━━ EXERCISE DATA ━━

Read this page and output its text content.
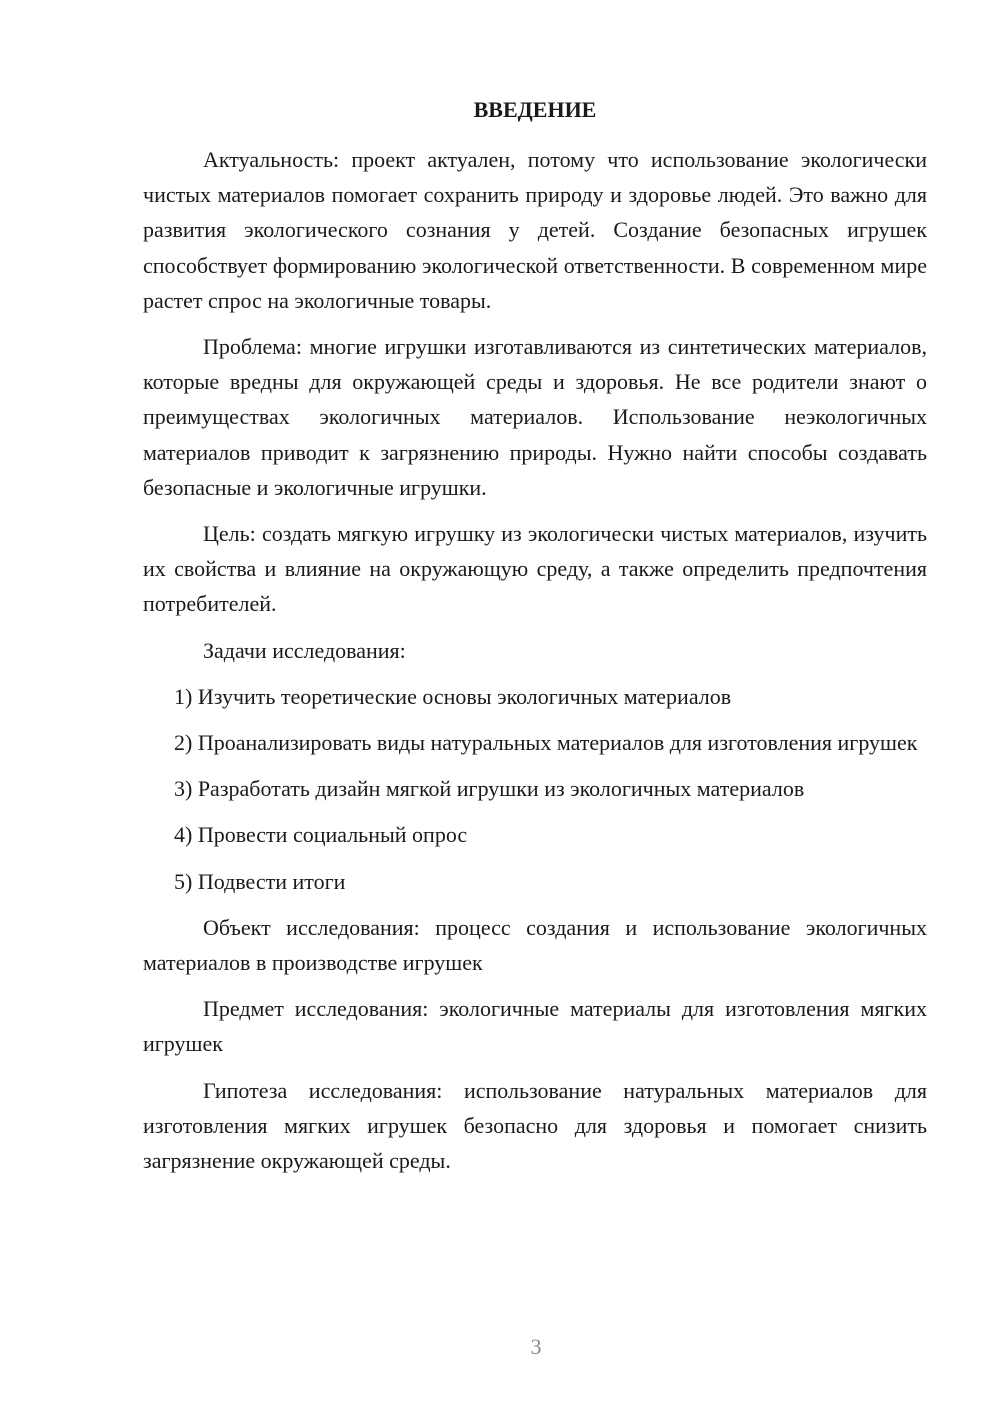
ВВЕДЕНИЕ

Актуальность: проект актуален, потому что использование экологически чистых материалов помогает сохранить природу и здоровье людей. Это важно для развития экологического сознания у детей. Создание безопасных игрушек способствует формированию экологической ответственности. В современном мире растет спрос на экологичные товары.

Проблема: многие игрушки изготавливаются из синтетических материалов, которые вредны для окружающей среды и здоровья. Не все родители знают о преимуществах экологичных материалов. Использование неэкологичных материалов приводит к загрязнению природы. Нужно найти способы создавать безопасные и экологичные игрушки.

Цель: создать мягкую игрушку из экологически чистых материалов, изучить их свойства и влияние на окружающую среду, а также определить предпочтения потребителей.

Задачи исследования:

1) Изучить теоретические основы экологичных материалов

2) Проанализировать виды натуральных материалов для изготовления игрушек

3) Разработать дизайн мягкой игрушки из экологичных материалов

4) Провести социальный опрос

5) Подвести итоги

Объект исследования: процесс создания и использование экологичных материалов в производстве игрушек

Предмет исследования: экологичные материалы для изготовления мягких игрушек

Гипотеза исследования: использование натуральных материалов для изготовления мягких игрушек безопасно для здоровья и помогает снизить загрязнение окружающей среды.

3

━━━

### THE TASK
Exclude every picture and copy the remaining data exactly.

### THE SOLUTION
Read this page and output its text content.
ВВЕДЕНИЕ

Актуальность: проект актуален, потому что использование экологически чистых материалов помогает сохранить природу и здоровье людей. Это важно для развития экологического сознания у детей. Создание безопасных игрушек способствует формированию экологической ответственности. В современном мире растет спрос на экологичные товары.

Проблема: многие игрушки изготавливаются из синтетических материалов, которые вредны для окружающей среды и здоровья. Не все родители знают о преимуществах экологичных материалов. Использование неэкологичных материалов приводит к загрязнению природы. Нужно найти способы создавать безопасные и экологичные игрушки.

Цель: создать мягкую игрушку из экологически чистых материалов, изучить их свойства и влияние на окружающую среду, а также определить предпочтения потребителей.

Задачи исследования:

1) Изучить теоретические основы экологичных материалов

2) Проанализировать виды натуральных материалов для изготовления игрушек

3) Разработать дизайн мягкой игрушки из экологичных материалов

4) Провести социальный опрос

5) Подвести итоги

Объект исследования: процесс создания и использование экологичных материалов в производстве игрушек

Предмет исследования: экологичные материалы для изготовления мягких игрушек

Гипотеза исследования: использование натуральных материалов для изготовления мягких игрушек безопасно для здоровья и помогает снизить загрязнение окружающей среды.

3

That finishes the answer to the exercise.